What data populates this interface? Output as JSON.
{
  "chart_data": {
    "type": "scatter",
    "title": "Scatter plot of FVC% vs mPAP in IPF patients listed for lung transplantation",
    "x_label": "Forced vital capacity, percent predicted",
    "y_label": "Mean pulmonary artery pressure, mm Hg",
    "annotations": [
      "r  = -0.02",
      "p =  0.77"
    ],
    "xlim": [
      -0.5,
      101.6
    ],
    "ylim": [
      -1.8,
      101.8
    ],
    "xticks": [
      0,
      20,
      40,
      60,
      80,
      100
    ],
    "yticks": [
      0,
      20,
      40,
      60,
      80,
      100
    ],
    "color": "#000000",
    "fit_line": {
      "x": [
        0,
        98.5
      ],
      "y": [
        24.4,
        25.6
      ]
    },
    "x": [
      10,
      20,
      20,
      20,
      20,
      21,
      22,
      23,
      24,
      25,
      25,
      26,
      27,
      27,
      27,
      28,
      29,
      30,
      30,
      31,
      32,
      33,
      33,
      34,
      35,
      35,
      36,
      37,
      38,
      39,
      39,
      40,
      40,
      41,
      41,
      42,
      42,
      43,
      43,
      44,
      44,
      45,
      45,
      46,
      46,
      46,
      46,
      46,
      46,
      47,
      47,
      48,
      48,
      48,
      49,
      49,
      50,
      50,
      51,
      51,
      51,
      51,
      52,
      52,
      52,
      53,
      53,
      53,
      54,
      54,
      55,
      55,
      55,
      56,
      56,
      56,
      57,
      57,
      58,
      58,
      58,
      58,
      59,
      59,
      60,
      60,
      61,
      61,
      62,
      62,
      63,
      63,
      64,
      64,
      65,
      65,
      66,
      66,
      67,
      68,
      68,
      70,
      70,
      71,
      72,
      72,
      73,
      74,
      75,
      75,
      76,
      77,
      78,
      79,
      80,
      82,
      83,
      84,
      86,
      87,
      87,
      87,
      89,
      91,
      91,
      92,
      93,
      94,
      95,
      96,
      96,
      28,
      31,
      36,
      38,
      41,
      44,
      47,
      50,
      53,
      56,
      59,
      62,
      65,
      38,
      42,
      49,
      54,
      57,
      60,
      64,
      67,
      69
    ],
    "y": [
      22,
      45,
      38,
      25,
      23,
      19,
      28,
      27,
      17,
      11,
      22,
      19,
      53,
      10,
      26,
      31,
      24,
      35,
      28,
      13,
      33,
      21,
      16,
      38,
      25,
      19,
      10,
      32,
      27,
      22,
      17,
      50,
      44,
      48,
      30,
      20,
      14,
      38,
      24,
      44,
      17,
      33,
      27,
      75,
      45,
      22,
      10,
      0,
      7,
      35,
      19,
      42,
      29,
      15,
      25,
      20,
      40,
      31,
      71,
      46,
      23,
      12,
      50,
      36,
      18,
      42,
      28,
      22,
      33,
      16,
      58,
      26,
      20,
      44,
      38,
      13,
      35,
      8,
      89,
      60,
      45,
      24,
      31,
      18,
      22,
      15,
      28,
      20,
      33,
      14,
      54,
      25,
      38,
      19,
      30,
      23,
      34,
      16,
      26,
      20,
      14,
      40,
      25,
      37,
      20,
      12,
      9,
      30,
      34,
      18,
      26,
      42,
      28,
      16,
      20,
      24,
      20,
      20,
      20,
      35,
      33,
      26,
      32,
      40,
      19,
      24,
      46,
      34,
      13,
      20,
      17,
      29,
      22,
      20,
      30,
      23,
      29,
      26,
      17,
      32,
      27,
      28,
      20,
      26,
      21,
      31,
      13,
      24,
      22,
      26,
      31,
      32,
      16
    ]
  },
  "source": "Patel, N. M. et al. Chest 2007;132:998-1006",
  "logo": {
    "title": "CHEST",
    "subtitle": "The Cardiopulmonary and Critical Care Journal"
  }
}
____
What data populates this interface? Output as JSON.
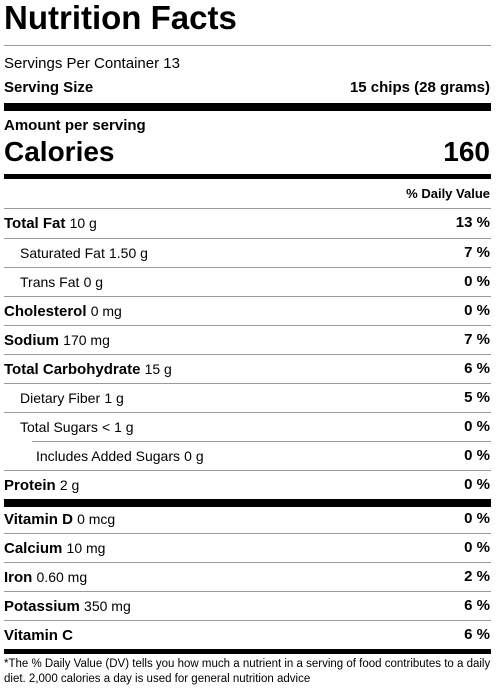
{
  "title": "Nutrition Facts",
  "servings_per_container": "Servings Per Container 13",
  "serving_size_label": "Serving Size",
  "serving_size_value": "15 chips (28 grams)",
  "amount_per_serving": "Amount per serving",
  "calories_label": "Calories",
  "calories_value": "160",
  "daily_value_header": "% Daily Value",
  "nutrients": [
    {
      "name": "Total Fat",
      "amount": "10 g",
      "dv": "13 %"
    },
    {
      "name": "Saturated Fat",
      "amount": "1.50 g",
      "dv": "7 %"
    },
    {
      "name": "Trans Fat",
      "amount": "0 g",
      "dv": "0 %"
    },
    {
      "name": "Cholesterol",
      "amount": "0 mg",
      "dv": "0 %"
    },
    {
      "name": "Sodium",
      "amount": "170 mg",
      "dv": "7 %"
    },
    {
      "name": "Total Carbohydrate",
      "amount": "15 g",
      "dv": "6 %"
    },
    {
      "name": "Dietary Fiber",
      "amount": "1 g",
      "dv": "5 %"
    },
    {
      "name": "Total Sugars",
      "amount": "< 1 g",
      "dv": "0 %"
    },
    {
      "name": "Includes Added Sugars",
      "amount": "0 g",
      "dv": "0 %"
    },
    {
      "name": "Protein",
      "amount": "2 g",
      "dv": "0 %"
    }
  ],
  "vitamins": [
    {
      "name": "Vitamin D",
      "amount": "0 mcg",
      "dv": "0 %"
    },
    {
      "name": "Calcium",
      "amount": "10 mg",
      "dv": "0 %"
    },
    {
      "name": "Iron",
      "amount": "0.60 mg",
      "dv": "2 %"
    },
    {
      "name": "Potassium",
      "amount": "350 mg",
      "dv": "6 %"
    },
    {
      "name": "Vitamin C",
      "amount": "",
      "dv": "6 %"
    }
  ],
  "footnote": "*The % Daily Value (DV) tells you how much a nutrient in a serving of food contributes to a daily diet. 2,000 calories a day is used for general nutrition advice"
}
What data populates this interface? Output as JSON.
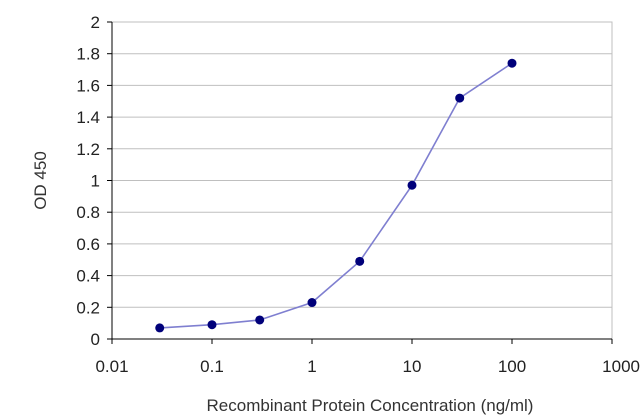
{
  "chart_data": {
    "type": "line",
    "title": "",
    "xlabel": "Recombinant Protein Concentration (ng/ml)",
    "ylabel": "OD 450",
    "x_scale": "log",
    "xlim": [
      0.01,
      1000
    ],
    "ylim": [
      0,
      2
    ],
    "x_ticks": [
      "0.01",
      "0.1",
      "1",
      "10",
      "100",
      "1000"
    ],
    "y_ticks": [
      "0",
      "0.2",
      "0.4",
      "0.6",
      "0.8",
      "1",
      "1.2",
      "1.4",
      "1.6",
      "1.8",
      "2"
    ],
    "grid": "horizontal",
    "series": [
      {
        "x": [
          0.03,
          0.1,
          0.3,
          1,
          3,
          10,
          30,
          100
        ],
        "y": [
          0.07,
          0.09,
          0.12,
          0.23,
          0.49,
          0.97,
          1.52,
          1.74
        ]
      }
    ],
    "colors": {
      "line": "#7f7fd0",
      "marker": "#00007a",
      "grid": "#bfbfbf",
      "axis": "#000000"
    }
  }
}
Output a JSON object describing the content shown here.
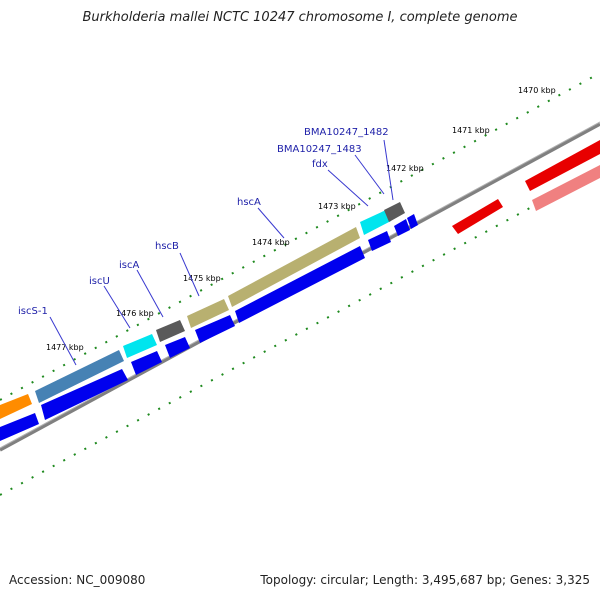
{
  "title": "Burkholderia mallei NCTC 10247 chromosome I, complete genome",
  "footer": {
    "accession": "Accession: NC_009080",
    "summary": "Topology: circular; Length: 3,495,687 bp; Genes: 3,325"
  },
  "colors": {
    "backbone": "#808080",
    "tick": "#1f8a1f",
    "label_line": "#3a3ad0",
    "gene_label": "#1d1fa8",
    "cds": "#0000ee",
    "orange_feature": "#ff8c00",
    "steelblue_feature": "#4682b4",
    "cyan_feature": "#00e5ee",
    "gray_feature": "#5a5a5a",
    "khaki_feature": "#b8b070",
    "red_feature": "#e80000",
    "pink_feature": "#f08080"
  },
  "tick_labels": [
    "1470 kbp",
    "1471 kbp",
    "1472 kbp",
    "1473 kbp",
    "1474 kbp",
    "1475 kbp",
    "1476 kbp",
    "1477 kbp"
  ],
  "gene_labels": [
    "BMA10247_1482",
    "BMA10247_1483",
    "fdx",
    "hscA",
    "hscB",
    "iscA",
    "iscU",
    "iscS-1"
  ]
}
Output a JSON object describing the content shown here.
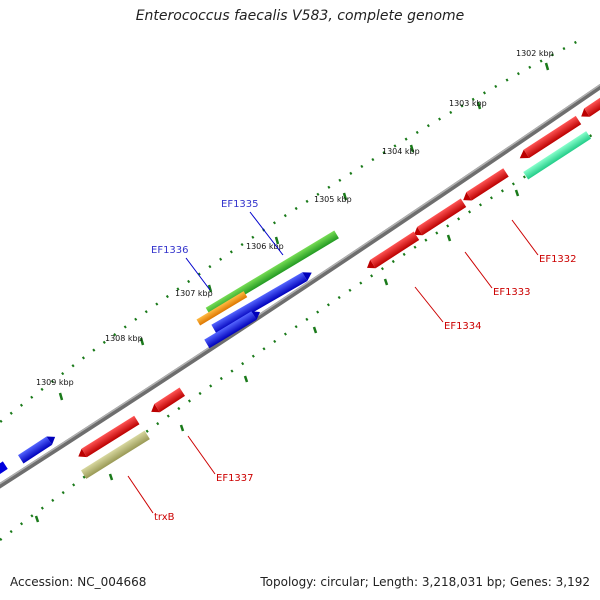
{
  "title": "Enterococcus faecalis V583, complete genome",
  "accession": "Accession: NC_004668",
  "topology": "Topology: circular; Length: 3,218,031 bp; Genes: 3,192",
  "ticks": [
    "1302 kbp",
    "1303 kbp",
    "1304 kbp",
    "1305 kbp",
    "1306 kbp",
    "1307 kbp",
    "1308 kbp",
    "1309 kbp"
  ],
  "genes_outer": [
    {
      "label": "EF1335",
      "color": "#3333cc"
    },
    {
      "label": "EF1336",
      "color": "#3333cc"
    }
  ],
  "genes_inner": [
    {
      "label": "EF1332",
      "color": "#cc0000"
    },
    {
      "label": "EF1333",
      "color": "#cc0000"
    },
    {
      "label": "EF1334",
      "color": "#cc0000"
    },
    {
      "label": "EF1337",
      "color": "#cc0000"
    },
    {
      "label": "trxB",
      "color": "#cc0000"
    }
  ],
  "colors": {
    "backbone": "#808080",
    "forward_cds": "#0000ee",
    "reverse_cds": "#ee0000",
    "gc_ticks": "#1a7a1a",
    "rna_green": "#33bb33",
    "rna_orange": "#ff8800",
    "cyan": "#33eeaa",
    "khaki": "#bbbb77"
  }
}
____
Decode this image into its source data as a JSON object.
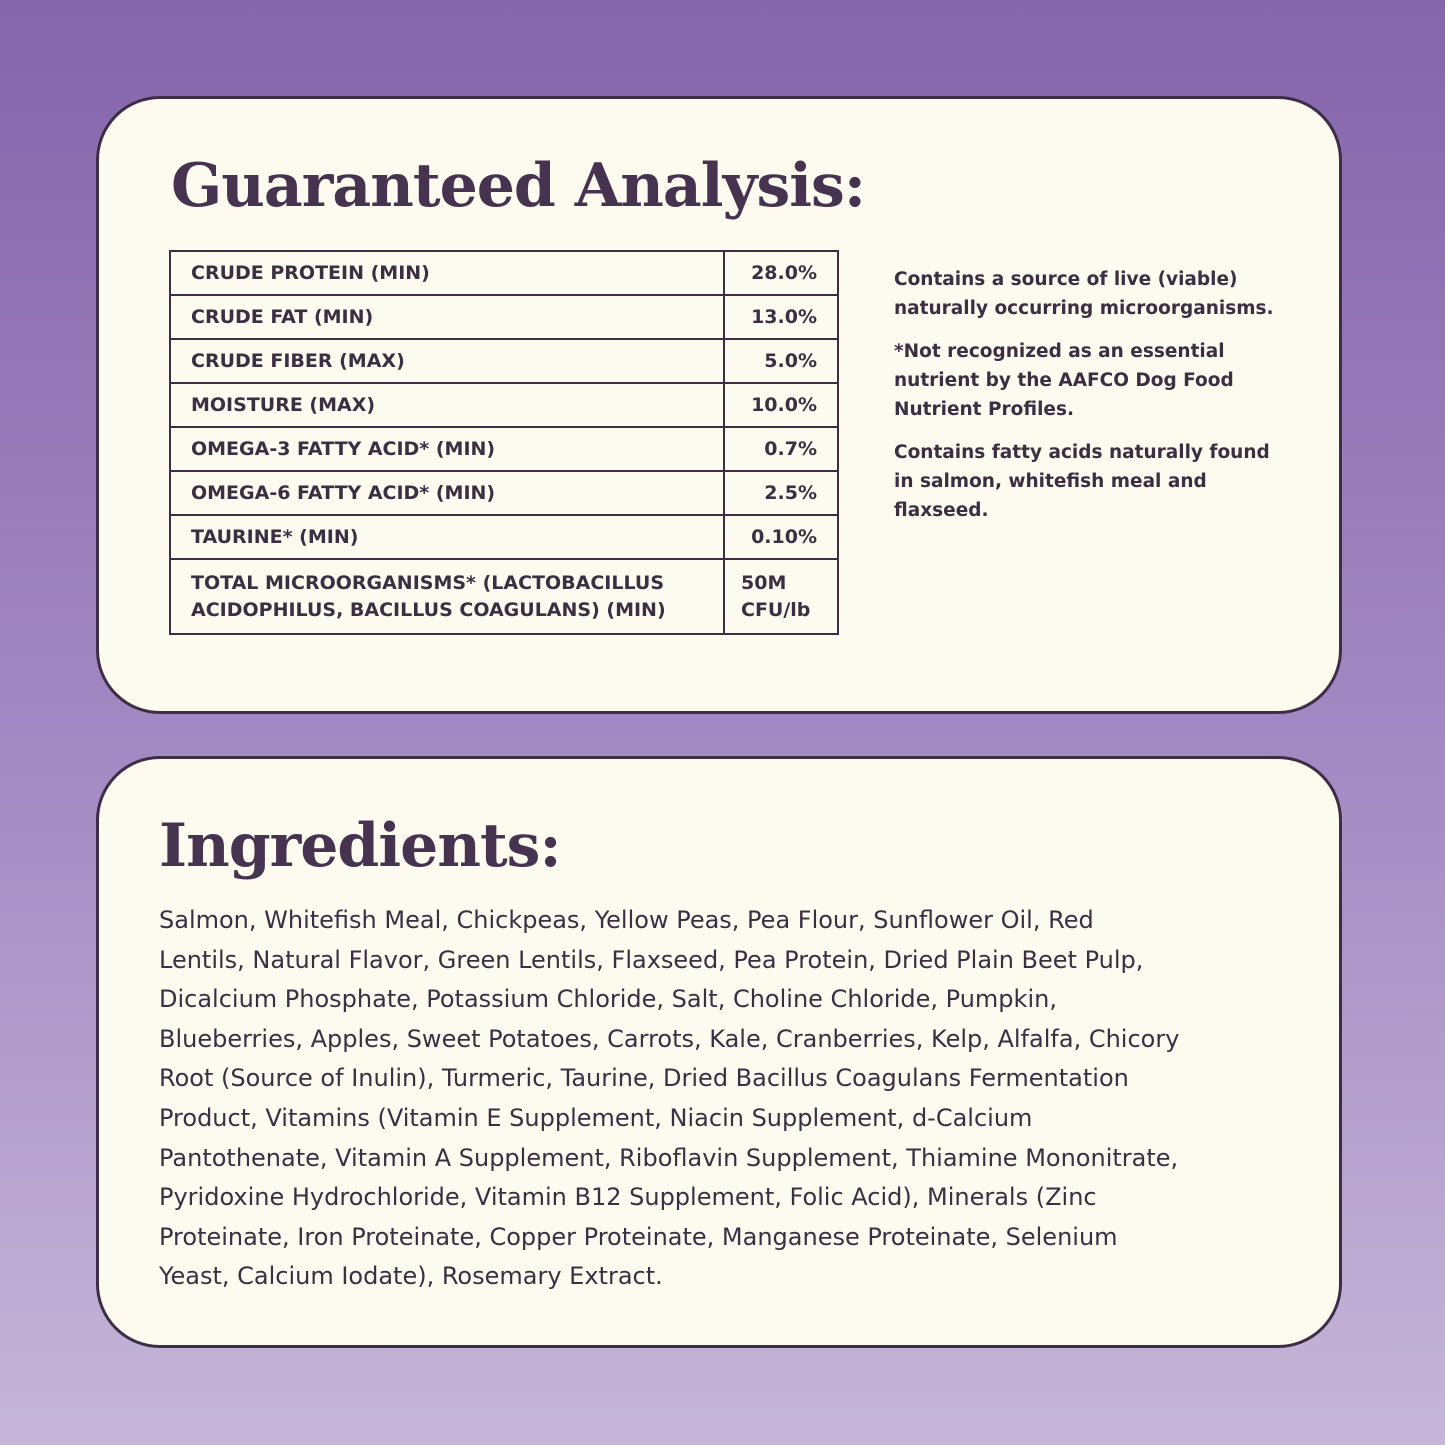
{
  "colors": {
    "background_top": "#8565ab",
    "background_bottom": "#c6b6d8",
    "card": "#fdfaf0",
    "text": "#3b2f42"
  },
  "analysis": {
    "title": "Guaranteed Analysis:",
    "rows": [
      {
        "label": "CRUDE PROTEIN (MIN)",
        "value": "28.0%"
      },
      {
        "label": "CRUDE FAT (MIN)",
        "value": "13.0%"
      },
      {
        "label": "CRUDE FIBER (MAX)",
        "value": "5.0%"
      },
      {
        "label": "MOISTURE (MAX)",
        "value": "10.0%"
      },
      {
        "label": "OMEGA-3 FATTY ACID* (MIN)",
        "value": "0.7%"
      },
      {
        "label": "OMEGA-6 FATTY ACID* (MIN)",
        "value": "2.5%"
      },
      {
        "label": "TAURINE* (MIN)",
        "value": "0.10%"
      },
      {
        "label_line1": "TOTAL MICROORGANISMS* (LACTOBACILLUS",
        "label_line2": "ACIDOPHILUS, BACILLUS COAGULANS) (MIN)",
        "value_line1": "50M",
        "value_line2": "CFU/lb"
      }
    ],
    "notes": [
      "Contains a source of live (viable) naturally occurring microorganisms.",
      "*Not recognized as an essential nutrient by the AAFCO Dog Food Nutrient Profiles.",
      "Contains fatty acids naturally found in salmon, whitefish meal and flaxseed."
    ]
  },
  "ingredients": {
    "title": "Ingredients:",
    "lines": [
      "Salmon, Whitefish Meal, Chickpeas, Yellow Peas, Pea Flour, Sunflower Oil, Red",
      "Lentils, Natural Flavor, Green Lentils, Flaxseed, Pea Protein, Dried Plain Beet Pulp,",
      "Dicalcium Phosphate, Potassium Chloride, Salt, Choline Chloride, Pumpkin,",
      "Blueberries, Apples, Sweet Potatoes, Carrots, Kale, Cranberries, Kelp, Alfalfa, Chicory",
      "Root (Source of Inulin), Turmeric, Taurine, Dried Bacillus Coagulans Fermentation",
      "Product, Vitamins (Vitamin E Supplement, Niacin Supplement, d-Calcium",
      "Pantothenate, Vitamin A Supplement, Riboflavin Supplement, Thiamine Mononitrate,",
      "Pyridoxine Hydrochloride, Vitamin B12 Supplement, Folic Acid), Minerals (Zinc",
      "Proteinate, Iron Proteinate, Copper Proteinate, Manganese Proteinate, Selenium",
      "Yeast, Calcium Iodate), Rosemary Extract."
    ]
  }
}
____
• Problem to work on: Copy the lines above that hold the word "Topology".

• Result of the task:
    "summary": "Topology: circular; Length: 3,495,687 bp; Genes: 3,325"
  "topology": "Topology: circular; Length: 3,218,031 bp; Genes: 3,192",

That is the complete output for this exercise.